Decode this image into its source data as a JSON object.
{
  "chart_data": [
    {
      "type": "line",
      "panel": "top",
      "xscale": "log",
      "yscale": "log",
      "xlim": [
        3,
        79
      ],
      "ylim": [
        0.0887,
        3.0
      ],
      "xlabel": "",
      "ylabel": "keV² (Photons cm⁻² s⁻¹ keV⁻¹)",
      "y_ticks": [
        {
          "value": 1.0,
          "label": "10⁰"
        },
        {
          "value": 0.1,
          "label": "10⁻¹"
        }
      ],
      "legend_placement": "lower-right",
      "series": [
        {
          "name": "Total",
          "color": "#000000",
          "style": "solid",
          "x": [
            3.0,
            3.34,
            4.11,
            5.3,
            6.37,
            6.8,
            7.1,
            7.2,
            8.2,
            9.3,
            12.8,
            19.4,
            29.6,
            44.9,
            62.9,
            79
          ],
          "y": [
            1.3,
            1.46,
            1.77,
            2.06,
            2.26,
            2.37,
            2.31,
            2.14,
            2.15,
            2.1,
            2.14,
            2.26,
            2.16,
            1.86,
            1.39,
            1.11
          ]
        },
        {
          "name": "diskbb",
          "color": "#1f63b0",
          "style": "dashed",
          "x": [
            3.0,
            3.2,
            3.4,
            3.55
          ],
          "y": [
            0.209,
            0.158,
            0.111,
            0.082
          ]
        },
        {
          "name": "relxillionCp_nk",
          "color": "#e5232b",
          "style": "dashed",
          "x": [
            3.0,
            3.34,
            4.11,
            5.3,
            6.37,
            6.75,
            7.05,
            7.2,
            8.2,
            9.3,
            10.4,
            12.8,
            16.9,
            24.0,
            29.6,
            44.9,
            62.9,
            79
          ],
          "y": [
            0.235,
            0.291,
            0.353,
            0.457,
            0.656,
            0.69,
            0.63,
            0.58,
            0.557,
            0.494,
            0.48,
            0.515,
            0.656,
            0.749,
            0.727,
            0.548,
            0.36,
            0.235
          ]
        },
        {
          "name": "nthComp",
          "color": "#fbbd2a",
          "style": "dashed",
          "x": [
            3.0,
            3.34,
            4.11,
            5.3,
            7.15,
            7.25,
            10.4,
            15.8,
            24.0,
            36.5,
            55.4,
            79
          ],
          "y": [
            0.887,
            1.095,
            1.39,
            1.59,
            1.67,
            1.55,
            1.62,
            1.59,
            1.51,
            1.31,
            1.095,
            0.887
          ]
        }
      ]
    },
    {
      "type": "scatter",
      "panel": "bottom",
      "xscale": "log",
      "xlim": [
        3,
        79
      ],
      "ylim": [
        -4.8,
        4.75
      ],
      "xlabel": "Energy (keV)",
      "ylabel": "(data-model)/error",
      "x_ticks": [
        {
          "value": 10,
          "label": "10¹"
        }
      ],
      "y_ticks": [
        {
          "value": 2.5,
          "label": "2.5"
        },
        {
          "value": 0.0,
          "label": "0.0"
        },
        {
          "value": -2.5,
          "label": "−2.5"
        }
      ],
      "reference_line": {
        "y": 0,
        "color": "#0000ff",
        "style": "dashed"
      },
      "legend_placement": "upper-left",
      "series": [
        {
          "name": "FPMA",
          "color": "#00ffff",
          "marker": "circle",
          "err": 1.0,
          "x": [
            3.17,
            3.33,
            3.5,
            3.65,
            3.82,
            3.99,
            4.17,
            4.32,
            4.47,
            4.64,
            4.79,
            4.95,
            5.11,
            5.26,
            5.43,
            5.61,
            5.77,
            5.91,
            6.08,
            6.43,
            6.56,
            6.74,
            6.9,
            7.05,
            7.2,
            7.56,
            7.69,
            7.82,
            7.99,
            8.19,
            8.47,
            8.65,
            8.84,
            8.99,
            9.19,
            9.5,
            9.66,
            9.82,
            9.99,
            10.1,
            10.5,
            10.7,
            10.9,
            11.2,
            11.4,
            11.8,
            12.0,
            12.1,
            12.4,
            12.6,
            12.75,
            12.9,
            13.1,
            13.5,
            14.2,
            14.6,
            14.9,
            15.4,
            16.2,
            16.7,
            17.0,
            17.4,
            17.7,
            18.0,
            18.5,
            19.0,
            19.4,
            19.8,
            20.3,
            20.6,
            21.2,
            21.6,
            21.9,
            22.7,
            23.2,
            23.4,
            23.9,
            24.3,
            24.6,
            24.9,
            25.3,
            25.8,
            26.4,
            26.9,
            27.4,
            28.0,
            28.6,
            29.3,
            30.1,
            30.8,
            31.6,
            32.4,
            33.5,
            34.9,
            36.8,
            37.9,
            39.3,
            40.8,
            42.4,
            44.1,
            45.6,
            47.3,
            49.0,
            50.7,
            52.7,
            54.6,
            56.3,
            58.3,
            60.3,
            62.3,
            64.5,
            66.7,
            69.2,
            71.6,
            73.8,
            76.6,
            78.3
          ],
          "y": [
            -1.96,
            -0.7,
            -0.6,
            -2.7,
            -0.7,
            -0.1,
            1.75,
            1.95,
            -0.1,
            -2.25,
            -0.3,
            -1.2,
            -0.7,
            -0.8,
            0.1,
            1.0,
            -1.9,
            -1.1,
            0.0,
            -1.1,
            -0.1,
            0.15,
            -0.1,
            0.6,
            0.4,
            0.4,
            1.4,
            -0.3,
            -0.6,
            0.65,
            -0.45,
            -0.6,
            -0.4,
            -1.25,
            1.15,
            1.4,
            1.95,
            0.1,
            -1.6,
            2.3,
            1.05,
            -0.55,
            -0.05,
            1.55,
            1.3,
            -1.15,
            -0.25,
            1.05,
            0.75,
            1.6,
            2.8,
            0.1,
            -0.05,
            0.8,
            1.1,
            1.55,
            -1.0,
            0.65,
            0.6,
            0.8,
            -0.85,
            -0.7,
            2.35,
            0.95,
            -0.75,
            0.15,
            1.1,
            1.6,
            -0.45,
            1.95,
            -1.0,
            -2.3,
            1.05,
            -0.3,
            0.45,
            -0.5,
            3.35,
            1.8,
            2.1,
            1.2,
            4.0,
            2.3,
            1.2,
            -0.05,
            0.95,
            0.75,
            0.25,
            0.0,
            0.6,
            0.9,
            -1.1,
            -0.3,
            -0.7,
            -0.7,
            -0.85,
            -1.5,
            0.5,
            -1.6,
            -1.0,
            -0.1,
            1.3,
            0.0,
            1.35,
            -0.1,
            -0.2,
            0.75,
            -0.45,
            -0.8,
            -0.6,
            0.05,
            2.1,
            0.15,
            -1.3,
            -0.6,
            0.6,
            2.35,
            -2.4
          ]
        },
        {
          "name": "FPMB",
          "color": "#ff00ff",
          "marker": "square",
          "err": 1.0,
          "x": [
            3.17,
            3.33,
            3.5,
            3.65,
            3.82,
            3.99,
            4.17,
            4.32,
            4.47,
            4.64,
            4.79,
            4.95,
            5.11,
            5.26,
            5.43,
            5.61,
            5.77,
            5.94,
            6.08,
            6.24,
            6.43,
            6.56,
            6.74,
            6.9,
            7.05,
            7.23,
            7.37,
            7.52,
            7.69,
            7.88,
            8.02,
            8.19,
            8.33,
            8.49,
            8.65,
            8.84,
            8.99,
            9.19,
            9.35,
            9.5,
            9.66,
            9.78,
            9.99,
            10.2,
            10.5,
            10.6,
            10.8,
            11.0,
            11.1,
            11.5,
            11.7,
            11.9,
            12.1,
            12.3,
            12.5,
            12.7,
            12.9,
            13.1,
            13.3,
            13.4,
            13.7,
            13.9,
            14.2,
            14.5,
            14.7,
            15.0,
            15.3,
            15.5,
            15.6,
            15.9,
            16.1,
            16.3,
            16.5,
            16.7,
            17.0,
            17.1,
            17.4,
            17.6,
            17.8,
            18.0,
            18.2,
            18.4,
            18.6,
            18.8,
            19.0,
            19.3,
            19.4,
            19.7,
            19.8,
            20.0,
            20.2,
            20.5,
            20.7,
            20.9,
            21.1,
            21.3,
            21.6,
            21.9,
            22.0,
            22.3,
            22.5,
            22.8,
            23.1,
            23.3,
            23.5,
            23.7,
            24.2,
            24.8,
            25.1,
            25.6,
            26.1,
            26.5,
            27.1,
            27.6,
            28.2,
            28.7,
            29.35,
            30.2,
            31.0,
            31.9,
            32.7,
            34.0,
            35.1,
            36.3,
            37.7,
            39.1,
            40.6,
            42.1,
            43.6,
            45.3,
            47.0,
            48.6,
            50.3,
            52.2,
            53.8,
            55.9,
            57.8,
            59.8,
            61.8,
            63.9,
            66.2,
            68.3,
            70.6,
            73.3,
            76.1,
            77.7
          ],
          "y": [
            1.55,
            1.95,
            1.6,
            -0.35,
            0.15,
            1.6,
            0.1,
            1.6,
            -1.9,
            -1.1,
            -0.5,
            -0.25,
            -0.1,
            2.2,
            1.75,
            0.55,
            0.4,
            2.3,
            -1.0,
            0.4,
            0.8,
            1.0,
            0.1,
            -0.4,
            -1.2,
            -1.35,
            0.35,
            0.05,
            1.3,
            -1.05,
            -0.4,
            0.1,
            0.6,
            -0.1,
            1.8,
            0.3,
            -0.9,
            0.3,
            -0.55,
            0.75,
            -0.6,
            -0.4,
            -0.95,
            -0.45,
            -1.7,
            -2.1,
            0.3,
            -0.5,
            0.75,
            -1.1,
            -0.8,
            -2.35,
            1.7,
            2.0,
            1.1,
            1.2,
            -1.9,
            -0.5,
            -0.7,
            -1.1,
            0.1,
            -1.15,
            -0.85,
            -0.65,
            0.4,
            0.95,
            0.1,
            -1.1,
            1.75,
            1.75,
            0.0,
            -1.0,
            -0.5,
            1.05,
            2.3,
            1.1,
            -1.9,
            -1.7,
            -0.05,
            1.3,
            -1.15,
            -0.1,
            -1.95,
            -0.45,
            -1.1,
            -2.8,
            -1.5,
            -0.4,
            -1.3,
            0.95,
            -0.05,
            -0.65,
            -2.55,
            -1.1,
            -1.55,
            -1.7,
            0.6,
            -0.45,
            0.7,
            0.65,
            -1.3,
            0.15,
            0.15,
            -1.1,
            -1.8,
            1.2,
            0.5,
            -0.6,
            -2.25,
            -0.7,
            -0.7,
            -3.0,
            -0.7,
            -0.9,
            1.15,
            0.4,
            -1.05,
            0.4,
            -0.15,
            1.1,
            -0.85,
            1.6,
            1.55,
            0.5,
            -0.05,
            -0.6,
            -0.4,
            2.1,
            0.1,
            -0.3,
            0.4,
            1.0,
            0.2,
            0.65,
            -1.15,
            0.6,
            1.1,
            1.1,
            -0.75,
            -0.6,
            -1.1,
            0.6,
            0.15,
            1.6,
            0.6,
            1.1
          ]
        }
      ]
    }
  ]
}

## Task requirements
Gather each line that holds "value".

## Output
          "value": 1.0,
          "value": 0.1,
          "value": 10,
          "value": 2.5,
          "value": 0.0,
          "value": -2.5,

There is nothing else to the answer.